*Short problem*
Return the entries verbatim and drop every picture.

*Records provided*
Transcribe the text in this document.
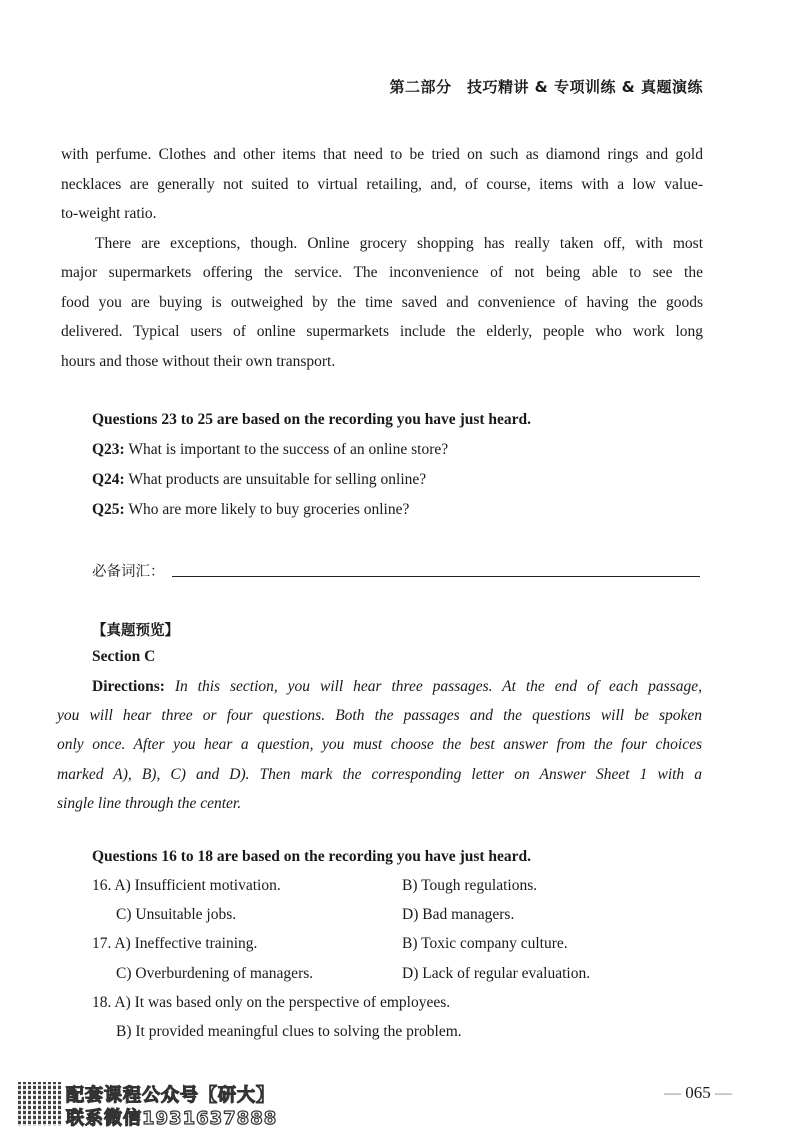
第二部分　技巧精讲 & 专项训练 & 真题演练
with perfume. Clothes and other items that need to be tried on such as diamond rings and gold
necklaces are generally not suited to virtual retailing, and, of course, items with a low value-
to-weight ratio.
There are exceptions, though. Online grocery shopping has really taken off, with most
major supermarkets offering the service. The inconvenience of not being able to see the
food you are buying is outweighed by the time saved and convenience of having the goods
delivered. Typical users of online supermarkets include the elderly, people who work long
hours and those without their own transport.
Questions 23 to 25 are based on the recording you have just heard.
Q23: What is important to the success of an online store?
Q24: What products are unsuitable for selling online?
Q25: Who are more likely to buy groceries online?
必备词汇：
【真题预览】
Section C
Directions: In this section, you will hear three passages. At the end of each passage,
you will hear three or four questions. Both the passages and the questions will be spoken
only once. After you hear a question, you must choose the best answer from the four choices
marked A), B), C) and D). Then mark the corresponding letter on Answer Sheet 1 with a
single line through the center.
Questions 16 to 18 are based on the recording you have just heard.
16. A) Insufficient motivation.	B) Tough regulations.
C) Unsuitable jobs.	D) Bad managers.
17. A) Ineffective training.	B) Toxic company culture.
C) Overburdening of managers.	D) Lack of regular evaluation.
18. A) It was based only on the perspective of employees.
B) It provided meaningful clues to solving the problem.
配套课程公众号【研大】
联系微信1931637888
— 065 —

*Task result*
Transcribe the text in this document.
第二部分　技巧精讲 & 专项训练 & 真题演练
with perfume. Clothes and other items that need to be tried on such as diamond rings and gold
necklaces are generally not suited to virtual retailing, and, of course, items with a low value-
to-weight ratio.
There are exceptions, though. Online grocery shopping has really taken off, with most
major supermarkets offering the service. The inconvenience of not being able to see the
food you are buying is outweighed by the time saved and convenience of having the goods
delivered. Typical users of online supermarkets include the elderly, people who work long
hours and those without their own transport.
Questions 23 to 25 are based on the recording you have just heard.
Q23: What is important to the success of an online store?
Q24: What products are unsuitable for selling online?
Q25: Who are more likely to buy groceries online?
必备词汇：
【真题预览】
Section C
Directions: In this section, you will hear three passages. At the end of each passage,
you will hear three or four questions. Both the passages and the questions will be spoken
only once. After you hear a question, you must choose the best answer from the four choices
marked A), B), C) and D). Then mark the corresponding letter on Answer Sheet 1 with a
single line through the center.
Questions 16 to 18 are based on the recording you have just heard.
16. A) Insufficient motivation.	B) Tough regulations.
C) Unsuitable jobs.	D) Bad managers.
17. A) Ineffective training.	B) Toxic company culture.
C) Overburdening of managers.	D) Lack of regular evaluation.
18. A) It was based only on the perspective of employees.
B) It provided meaningful clues to solving the problem.
配套课程公众号【研大】
联系微信1931637888
— 065 —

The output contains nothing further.